▸ Required work
Report each line of the data that includes the word "Price".

↓↓↓

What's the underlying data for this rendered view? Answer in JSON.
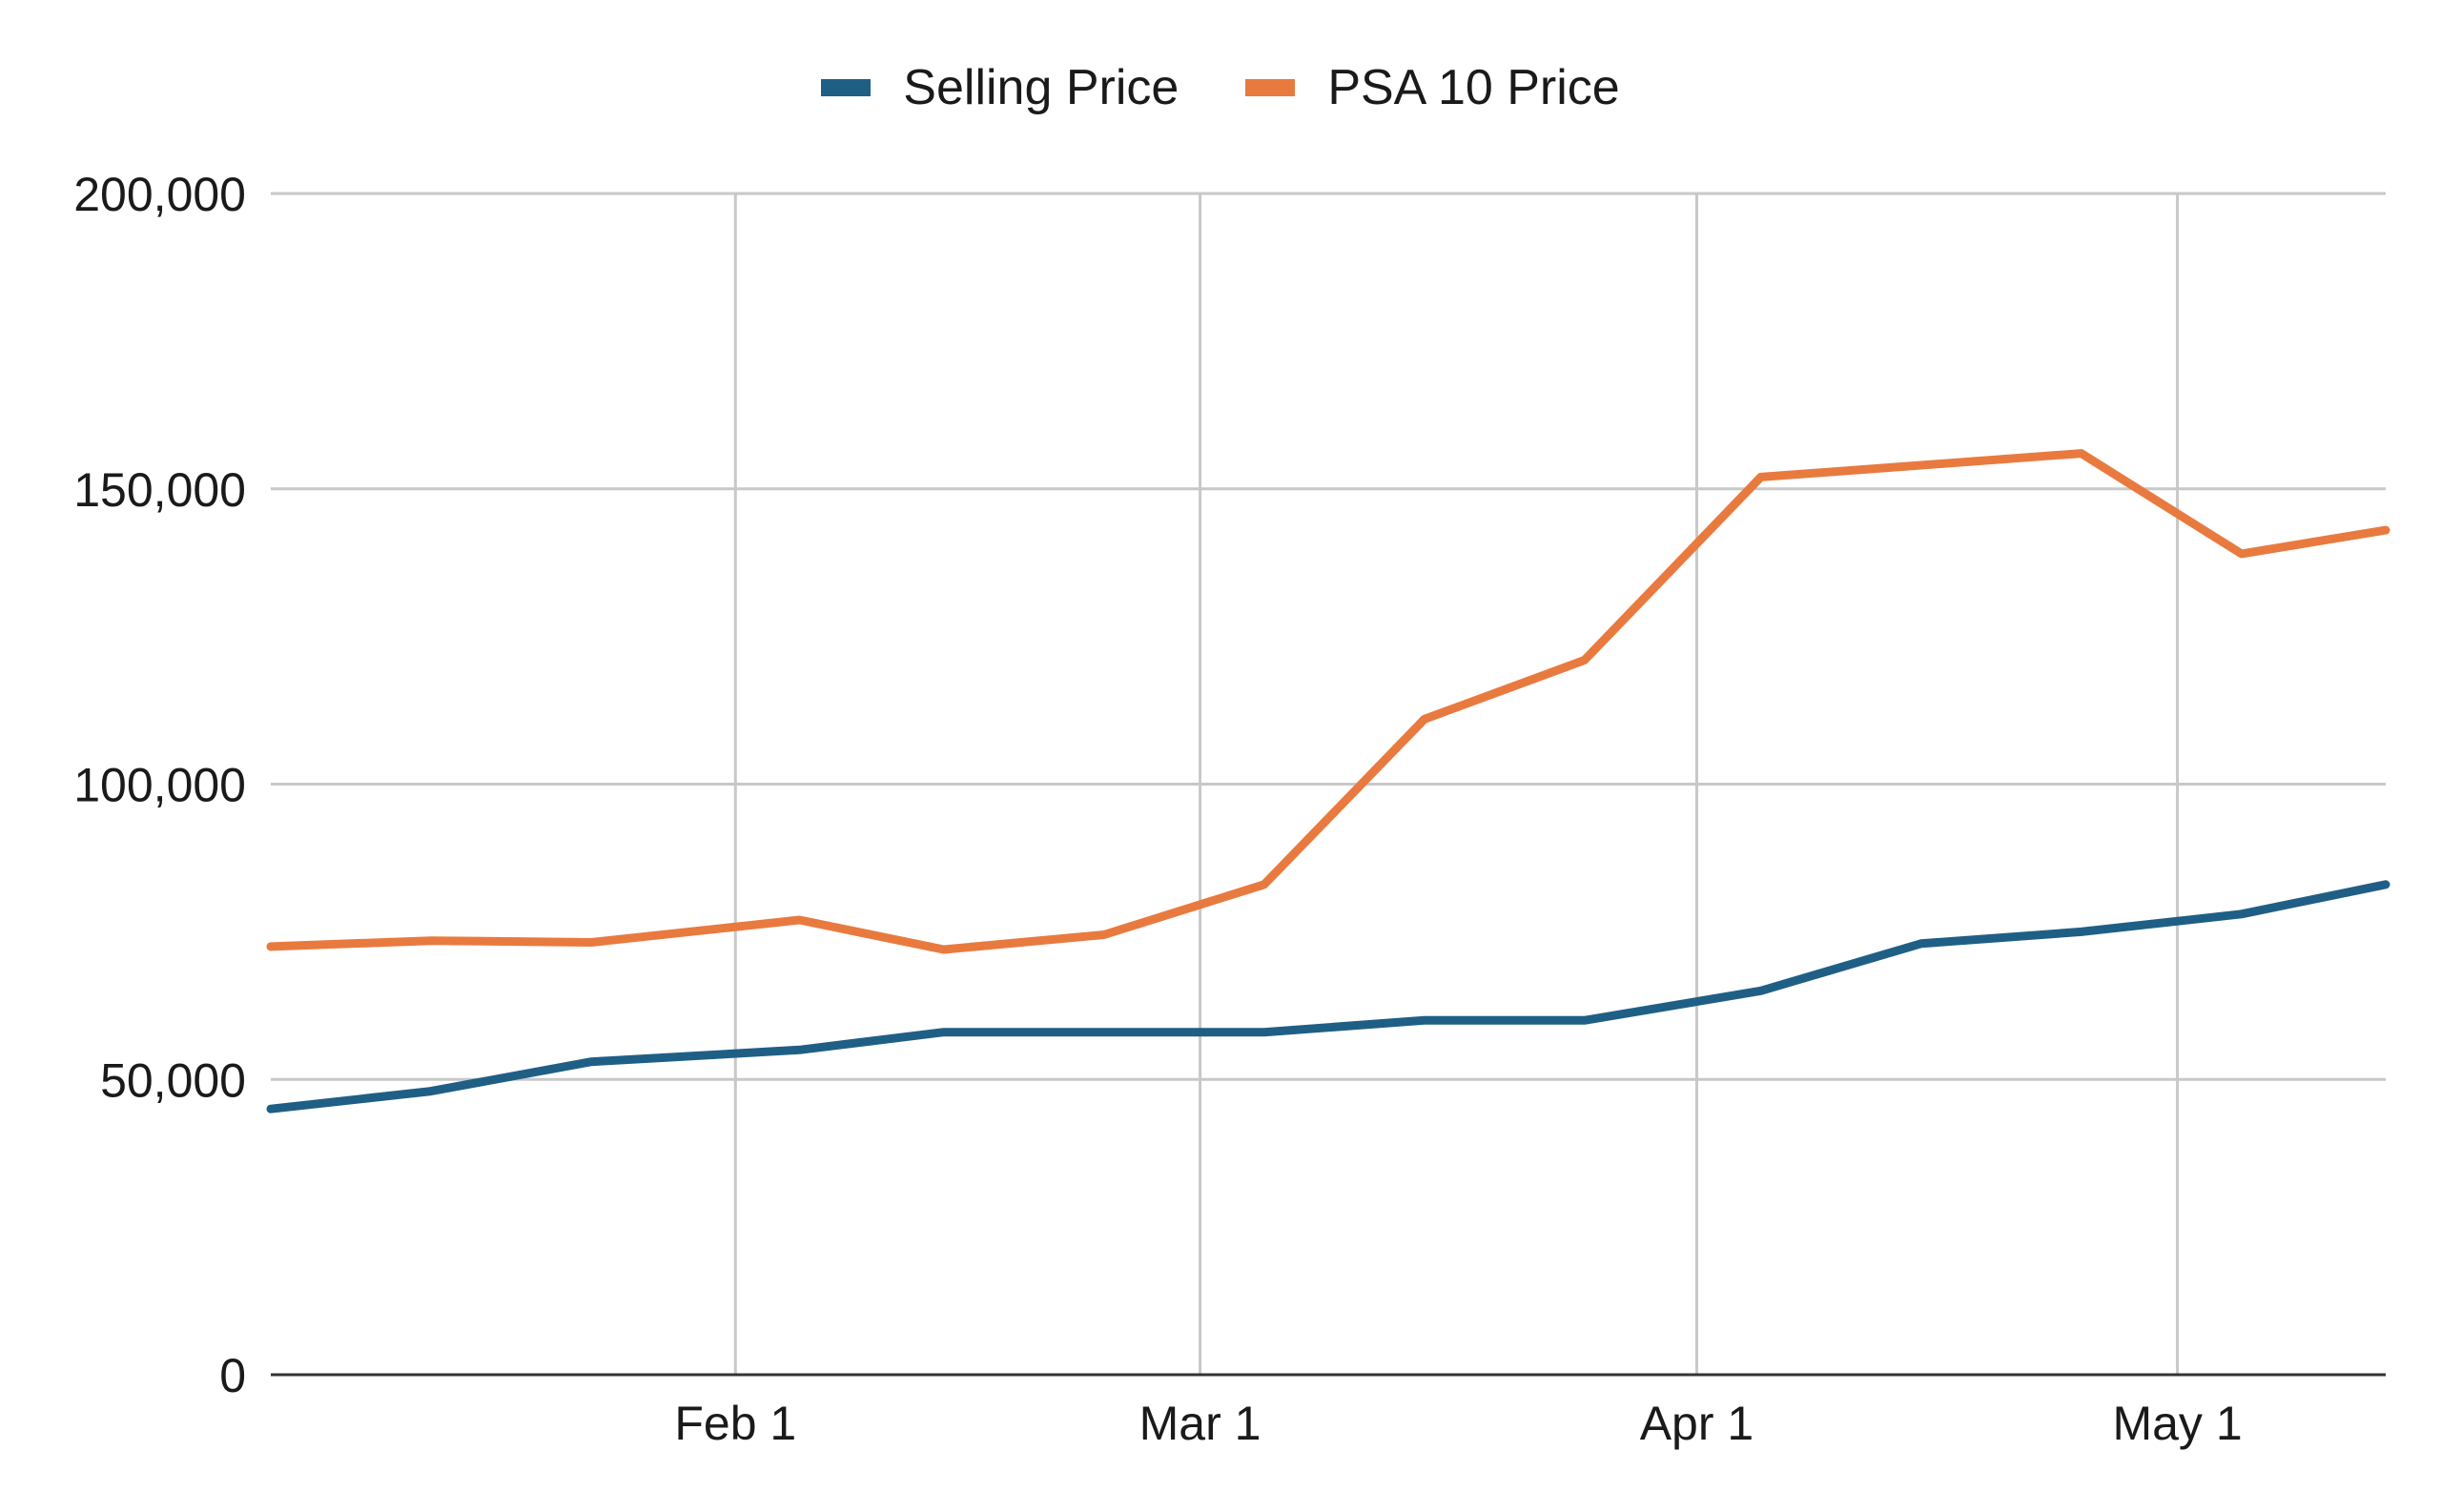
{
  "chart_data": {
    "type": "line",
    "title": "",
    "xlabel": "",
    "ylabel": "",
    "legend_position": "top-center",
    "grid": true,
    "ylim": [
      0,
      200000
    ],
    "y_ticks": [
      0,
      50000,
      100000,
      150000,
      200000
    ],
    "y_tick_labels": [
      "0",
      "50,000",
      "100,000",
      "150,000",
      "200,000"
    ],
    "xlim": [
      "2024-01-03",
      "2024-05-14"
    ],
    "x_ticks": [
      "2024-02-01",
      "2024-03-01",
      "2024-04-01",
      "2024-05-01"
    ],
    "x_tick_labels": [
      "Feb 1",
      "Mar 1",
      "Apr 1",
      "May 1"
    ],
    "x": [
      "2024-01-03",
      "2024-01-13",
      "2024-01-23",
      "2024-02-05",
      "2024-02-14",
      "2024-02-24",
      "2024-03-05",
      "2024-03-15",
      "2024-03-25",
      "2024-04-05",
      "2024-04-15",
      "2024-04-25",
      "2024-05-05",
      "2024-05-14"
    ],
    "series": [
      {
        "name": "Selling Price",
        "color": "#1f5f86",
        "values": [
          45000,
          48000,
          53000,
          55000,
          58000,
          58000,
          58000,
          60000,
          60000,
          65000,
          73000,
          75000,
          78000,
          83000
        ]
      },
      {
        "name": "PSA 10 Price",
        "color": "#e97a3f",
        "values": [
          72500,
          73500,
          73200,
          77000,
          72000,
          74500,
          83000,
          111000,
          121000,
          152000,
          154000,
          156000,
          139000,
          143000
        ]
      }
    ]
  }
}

↑↑↑

▸ Exercise answer
        "name": "Selling Price",
        "name": "PSA 10 Price",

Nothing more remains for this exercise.